● Task objective
Give back the whole listing exactly as shown.

=-=-=

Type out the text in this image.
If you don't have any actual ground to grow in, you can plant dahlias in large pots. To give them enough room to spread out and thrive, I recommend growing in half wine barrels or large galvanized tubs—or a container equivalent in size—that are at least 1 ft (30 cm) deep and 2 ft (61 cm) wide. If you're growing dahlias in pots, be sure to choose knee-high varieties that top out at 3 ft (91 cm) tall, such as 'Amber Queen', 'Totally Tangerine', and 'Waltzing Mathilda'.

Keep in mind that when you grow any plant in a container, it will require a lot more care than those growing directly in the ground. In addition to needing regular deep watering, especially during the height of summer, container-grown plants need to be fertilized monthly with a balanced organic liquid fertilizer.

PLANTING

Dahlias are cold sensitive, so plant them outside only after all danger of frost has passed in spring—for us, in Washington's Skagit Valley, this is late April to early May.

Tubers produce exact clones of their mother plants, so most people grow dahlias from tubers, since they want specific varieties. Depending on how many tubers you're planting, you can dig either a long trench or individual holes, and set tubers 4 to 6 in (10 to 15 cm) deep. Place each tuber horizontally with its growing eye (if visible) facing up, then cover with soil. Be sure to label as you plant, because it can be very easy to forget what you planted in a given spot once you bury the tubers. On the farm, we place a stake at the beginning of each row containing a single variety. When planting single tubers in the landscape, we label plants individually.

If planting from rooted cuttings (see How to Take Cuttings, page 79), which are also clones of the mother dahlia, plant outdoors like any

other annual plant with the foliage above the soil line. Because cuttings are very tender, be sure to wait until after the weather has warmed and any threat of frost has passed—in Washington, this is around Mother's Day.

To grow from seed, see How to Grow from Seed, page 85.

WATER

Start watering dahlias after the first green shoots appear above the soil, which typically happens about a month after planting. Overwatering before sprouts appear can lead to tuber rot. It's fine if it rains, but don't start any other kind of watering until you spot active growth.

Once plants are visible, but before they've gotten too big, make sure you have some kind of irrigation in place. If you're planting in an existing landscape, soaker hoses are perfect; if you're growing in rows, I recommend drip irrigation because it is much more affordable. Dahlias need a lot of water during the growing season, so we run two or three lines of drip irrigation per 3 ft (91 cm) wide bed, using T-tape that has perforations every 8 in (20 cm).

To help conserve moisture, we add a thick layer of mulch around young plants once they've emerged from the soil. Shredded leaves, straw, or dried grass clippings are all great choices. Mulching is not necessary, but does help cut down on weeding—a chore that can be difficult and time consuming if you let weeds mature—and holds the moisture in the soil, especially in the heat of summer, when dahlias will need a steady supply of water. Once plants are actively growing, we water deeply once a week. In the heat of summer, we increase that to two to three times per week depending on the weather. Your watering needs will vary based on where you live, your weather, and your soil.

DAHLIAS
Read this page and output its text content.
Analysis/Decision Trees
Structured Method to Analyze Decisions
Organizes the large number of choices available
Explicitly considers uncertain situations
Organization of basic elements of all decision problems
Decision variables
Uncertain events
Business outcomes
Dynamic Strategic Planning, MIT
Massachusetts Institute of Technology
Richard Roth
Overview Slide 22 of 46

=-=-=

● Full output
Type out the text in this image.
If you don't have any actual ground to grow in, you can plant dahlias in large pots. To give them enough room to spread out and thrive, I recommend growing in half wine barrels or large galvanized tubs—or a container equivalent in size—that are at least 1 ft (30 cm) deep and 2 ft (61 cm) wide. If you're growing dahlias in pots, be sure to choose knee-high varieties that top out at 3 ft (91 cm) tall, such as 'Amber Queen', 'Totally Tangerine', and 'Waltzing Mathilda'.

Keep in mind that when you grow any plant in a container, it will require a lot more care than those growing directly in the ground. In addition to needing regular deep watering, especially during the height of summer, container-grown plants need to be fertilized monthly with a balanced organic liquid fertilizer.

PLANTING

Dahlias are cold sensitive, so plant them outside only after all danger of frost has passed in spring—for us, in Washington's Skagit Valley, this is late April to early May.

Tubers produce exact clones of their mother plants, so most people grow dahlias from tubers, since they want specific varieties. Depending on how many tubers you're planting, you can dig either a long trench or individual holes, and set tubers 4 to 6 in (10 to 15 cm) deep. Place each tuber horizontally with its growing eye (if visible) facing up, then cover with soil. Be sure to label as you plant, because it can be very easy to forget what you planted in a given spot once you bury the tubers. On the farm, we place a stake at the beginning of each row containing a single variety. When planting single tubers in the landscape, we label plants individually.

If planting from rooted cuttings (see How to Take Cuttings, page 79), which are also clones of the mother dahlia, plant outdoors like any

other annual plant with the foliage above the soil line. Because cuttings are very tender, be sure to wait until after the weather has warmed and any threat of frost has passed—in Washington, this is around Mother's Day.

To grow from seed, see How to Grow from Seed, page 85.

WATER

Start watering dahlias after the first green shoots appear above the soil, which typically happens about a month after planting. Overwatering before sprouts appear can lead to tuber rot. It's fine if it rains, but don't start any other kind of watering until you spot active growth.

Once plants are visible, but before they've gotten too big, make sure you have some kind of irrigation in place. If you're planting in an existing landscape, soaker hoses are perfect; if you're growing in rows, I recommend drip irrigation because it is much more affordable. Dahlias need a lot of water during the growing season, so we run two or three lines of drip irrigation per 3 ft (91 cm) wide bed, using T-tape that has perforations every 8 in (20 cm).

To help conserve moisture, we add a thick layer of mulch around young plants once they've emerged from the soil. Shredded leaves, straw, or dried grass clippings are all great choices. Mulching is not necessary, but does help cut down on weeding—a chore that can be difficult and time consuming if you let weeds mature—and holds the moisture in the soil, especially in the heat of summer, when dahlias will need a steady supply of water. Once plants are actively growing, we water deeply once a week. In the heat of summer, we increase that to two to three times per week depending on the weather. Your watering needs will vary based on where you live, your weather, and your soil.

DAHLIAS
Read this page and output its text content.
Analysis/Decision Trees
Structured Method to Analyze Decisions
Organizes the large number of choices available
Explicitly considers uncertain situations
Organization of basic elements of all decision problems
Decision variables
Uncertain events
Business outcomes
Dynamic Strategic Planning, MIT
Massachusetts Institute of Technology
Richard Roth
Overview Slide 22 of 46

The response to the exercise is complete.